Say how many lines of these entries include the word "name", and answer with the number alone.

----

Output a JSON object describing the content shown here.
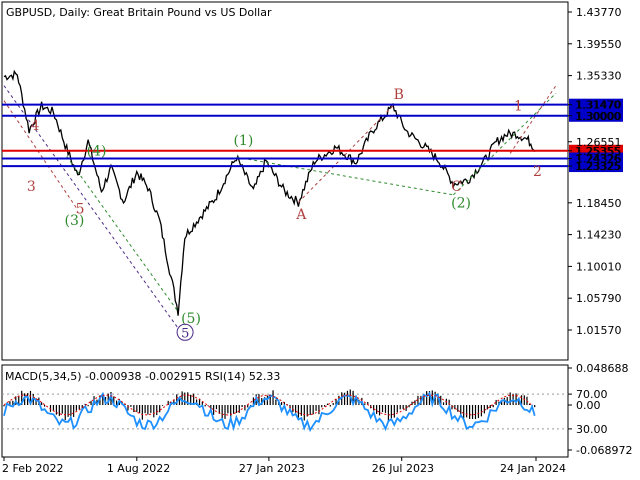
{
  "title": "GBPUSD, Daily:  Great Britain Pound vs US Dollar",
  "colors": {
    "candle": "#000000",
    "resistance": "#0000c8",
    "current": "#e00000",
    "macd_bar": "#000000",
    "signal": "#e00000",
    "rsi": "#1e90ff",
    "wave_red": "#b04040",
    "wave_green": "#2e8b2e",
    "wave_purple": "#4b2a88"
  },
  "chart_data": [
    {
      "type": "line",
      "name": "price",
      "y_ticks": [
        "1.43770",
        "1.39550",
        "1.35330",
        "1.31470",
        "1.30000",
        "1.26551",
        "1.25355",
        "1.24326",
        "1.23325",
        "1.18450",
        "1.14230",
        "1.10010",
        "1.05790",
        "1.01570"
      ],
      "x_ticks": [
        "2 Feb 2022",
        "1 Aug 2022",
        "27 Jan 2023",
        "26 Jul 2023",
        "24 Jan 2024"
      ],
      "levels": [
        {
          "name": "resistance-upper",
          "value": 1.3147,
          "label": "1.31470"
        },
        {
          "name": "resistance-lower",
          "value": 1.3,
          "label": "1.30000"
        },
        {
          "name": "current-price",
          "value": 1.25355,
          "label": "1.25355"
        },
        {
          "name": "support-upper",
          "value": 1.24326,
          "label": "1.24326"
        },
        {
          "name": "support-lower",
          "value": 1.23325,
          "label": "1.23325"
        }
      ],
      "ylim": [
        1.0157,
        1.4377
      ],
      "wave_labels": [
        {
          "text": "4",
          "color": "red",
          "x": "2022-03-10",
          "y": 1.281
        },
        {
          "text": "3",
          "color": "red",
          "x": "2022-03-05",
          "y": 1.2
        },
        {
          "text": "5",
          "color": "red",
          "x": "2022-05-10",
          "y": 1.17
        },
        {
          "text": "(4)",
          "color": "green",
          "x": "2022-05-25",
          "y": 1.247
        },
        {
          "text": "(3)",
          "color": "green",
          "x": "2022-04-25",
          "y": 1.155
        },
        {
          "text": "(5)",
          "color": "green",
          "x": "2022-09-30",
          "y": 1.025
        },
        {
          "text": "5",
          "color": "purple",
          "x": "2022-09-30",
          "y": 1.006
        },
        {
          "text": "(1)",
          "color": "green",
          "x": "2022-12-10",
          "y": 1.261
        },
        {
          "text": "A",
          "color": "red",
          "x": "2023-03-05",
          "y": 1.163
        },
        {
          "text": "B",
          "color": "red",
          "x": "2023-07-15",
          "y": 1.322
        },
        {
          "text": "C",
          "color": "red",
          "x": "2023-10-01",
          "y": 1.2
        },
        {
          "text": "(2)",
          "color": "green",
          "x": "2023-10-01",
          "y": 1.178
        },
        {
          "text": "1",
          "color": "red",
          "x": "2023-12-25",
          "y": 1.307
        },
        {
          "text": "2",
          "color": "red",
          "x": "2024-01-20",
          "y": 1.22
        }
      ]
    },
    {
      "type": "line",
      "name": "indicators",
      "label": "MACD(5,34,5) -0.000938 -0.002915 RSI(14) 52.33",
      "y_ticks_left_macd": [
        "0.048688",
        "0.00",
        "-0.068972"
      ],
      "y_ticks_rsi": [
        "70.00",
        "30.00"
      ]
    }
  ]
}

----

Response to the task:
7